(Data items)
(begin)

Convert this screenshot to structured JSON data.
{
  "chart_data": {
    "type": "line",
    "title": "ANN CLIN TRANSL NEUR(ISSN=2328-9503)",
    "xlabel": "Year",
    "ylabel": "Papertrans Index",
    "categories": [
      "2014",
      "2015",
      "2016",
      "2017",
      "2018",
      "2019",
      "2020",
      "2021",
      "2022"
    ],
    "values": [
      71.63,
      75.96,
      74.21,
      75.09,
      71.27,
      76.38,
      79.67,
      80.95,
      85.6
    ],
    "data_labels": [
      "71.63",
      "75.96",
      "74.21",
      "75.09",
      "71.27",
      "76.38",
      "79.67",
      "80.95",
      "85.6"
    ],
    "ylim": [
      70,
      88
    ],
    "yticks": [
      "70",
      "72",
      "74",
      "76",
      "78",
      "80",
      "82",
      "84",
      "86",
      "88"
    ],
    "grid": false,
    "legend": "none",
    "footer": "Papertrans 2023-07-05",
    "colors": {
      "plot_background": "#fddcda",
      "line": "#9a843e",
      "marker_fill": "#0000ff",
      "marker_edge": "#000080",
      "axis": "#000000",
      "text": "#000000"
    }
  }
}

(end)

◆ JOB ◆
Reproduce the full set of records precisely.

◆ ANSWER IN FULL ◆
Convert this screenshot to structured JSON data.
{
  "chart_data": {
    "type": "line",
    "title": "ANN CLIN TRANSL NEUR(ISSN=2328-9503)",
    "xlabel": "Year",
    "ylabel": "Papertrans Index",
    "categories": [
      "2014",
      "2015",
      "2016",
      "2017",
      "2018",
      "2019",
      "2020",
      "2021",
      "2022"
    ],
    "values": [
      71.63,
      75.96,
      74.21,
      75.09,
      71.27,
      76.38,
      79.67,
      80.95,
      85.6
    ],
    "data_labels": [
      "71.63",
      "75.96",
      "74.21",
      "75.09",
      "71.27",
      "76.38",
      "79.67",
      "80.95",
      "85.6"
    ],
    "ylim": [
      70,
      88
    ],
    "yticks": [
      "70",
      "72",
      "74",
      "76",
      "78",
      "80",
      "82",
      "84",
      "86",
      "88"
    ],
    "grid": false,
    "legend": "none",
    "footer": "Papertrans 2023-07-05",
    "colors": {
      "plot_background": "#fddcda",
      "line": "#9a843e",
      "marker_fill": "#0000ff",
      "marker_edge": "#000080",
      "axis": "#000000",
      "text": "#000000"
    }
  }
}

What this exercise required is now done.